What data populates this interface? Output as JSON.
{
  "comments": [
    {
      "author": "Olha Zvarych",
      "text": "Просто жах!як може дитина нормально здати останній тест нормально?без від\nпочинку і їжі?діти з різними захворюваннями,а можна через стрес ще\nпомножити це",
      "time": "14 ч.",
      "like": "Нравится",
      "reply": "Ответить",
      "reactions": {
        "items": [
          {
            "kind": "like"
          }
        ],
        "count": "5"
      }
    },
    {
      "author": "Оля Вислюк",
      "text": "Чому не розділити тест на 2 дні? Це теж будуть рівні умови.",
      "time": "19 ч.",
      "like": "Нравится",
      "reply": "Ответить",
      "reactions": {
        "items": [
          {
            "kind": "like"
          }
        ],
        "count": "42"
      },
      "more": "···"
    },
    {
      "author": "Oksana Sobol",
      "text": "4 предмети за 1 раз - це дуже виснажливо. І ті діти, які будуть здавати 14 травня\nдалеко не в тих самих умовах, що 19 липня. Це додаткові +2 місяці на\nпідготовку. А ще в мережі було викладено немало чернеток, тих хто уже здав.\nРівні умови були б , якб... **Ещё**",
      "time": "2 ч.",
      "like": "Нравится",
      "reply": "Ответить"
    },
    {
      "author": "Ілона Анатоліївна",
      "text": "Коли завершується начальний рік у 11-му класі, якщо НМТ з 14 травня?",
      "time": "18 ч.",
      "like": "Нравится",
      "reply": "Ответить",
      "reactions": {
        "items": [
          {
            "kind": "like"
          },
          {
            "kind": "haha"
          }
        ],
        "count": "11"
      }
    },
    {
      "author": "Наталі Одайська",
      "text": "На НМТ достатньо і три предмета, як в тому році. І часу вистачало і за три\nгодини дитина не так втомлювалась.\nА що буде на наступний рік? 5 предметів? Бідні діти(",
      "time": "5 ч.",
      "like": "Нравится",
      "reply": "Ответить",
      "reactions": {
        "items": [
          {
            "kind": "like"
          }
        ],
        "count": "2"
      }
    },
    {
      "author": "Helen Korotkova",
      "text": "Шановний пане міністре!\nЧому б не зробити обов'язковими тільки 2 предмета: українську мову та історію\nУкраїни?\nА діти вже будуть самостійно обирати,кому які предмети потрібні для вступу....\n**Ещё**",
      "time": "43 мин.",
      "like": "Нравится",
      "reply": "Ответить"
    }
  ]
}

→ **Prompt**:
Write out all records exactly, keeping every detail.

→ **Full answer**:
What data populates this interface? Output as JSON.
{
  "comments": [
    {
      "author": "Olha Zvarych",
      "text": "Просто жах!як може дитина нормально здати останній тест нормально?без від\nпочинку і їжі?діти з різними захворюваннями,а можна через стрес ще\nпомножити це",
      "time": "14 ч.",
      "like": "Нравится",
      "reply": "Ответить",
      "reactions": {
        "items": [
          {
            "kind": "like"
          }
        ],
        "count": "5"
      }
    },
    {
      "author": "Оля Вислюк",
      "text": "Чому не розділити тест на 2 дні? Це теж будуть рівні умови.",
      "time": "19 ч.",
      "like": "Нравится",
      "reply": "Ответить",
      "reactions": {
        "items": [
          {
            "kind": "like"
          }
        ],
        "count": "42"
      },
      "more": "···"
    },
    {
      "author": "Oksana Sobol",
      "text": "4 предмети за 1 раз - це дуже виснажливо. І ті діти, які будуть здавати 14 травня\nдалеко не в тих самих умовах, що 19 липня. Це додаткові +2 місяці на\nпідготовку. А ще в мережі було викладено немало чернеток, тих хто уже здав.\nРівні умови були б , якб... **Ещё**",
      "time": "2 ч.",
      "like": "Нравится",
      "reply": "Ответить"
    },
    {
      "author": "Ілона Анатоліївна",
      "text": "Коли завершується начальний рік у 11-му класі, якщо НМТ з 14 травня?",
      "time": "18 ч.",
      "like": "Нравится",
      "reply": "Ответить",
      "reactions": {
        "items": [
          {
            "kind": "like"
          },
          {
            "kind": "haha"
          }
        ],
        "count": "11"
      }
    },
    {
      "author": "Наталі Одайська",
      "text": "На НМТ достатньо і три предмета, як в тому році. І часу вистачало і за три\nгодини дитина не так втомлювалась.\nА що буде на наступний рік? 5 предметів? Бідні діти(",
      "time": "5 ч.",
      "like": "Нравится",
      "reply": "Ответить",
      "reactions": {
        "items": [
          {
            "kind": "like"
          }
        ],
        "count": "2"
      }
    },
    {
      "author": "Helen Korotkova",
      "text": "Шановний пане міністре!\nЧому б не зробити обов'язковими тільки 2 предмета: українську мову та історію\nУкраїни?\nА діти вже будуть самостійно обирати,кому які предмети потрібні для вступу....\n**Ещё**",
      "time": "43 мин.",
      "like": "Нравится",
      "reply": "Ответить"
    }
  ]
}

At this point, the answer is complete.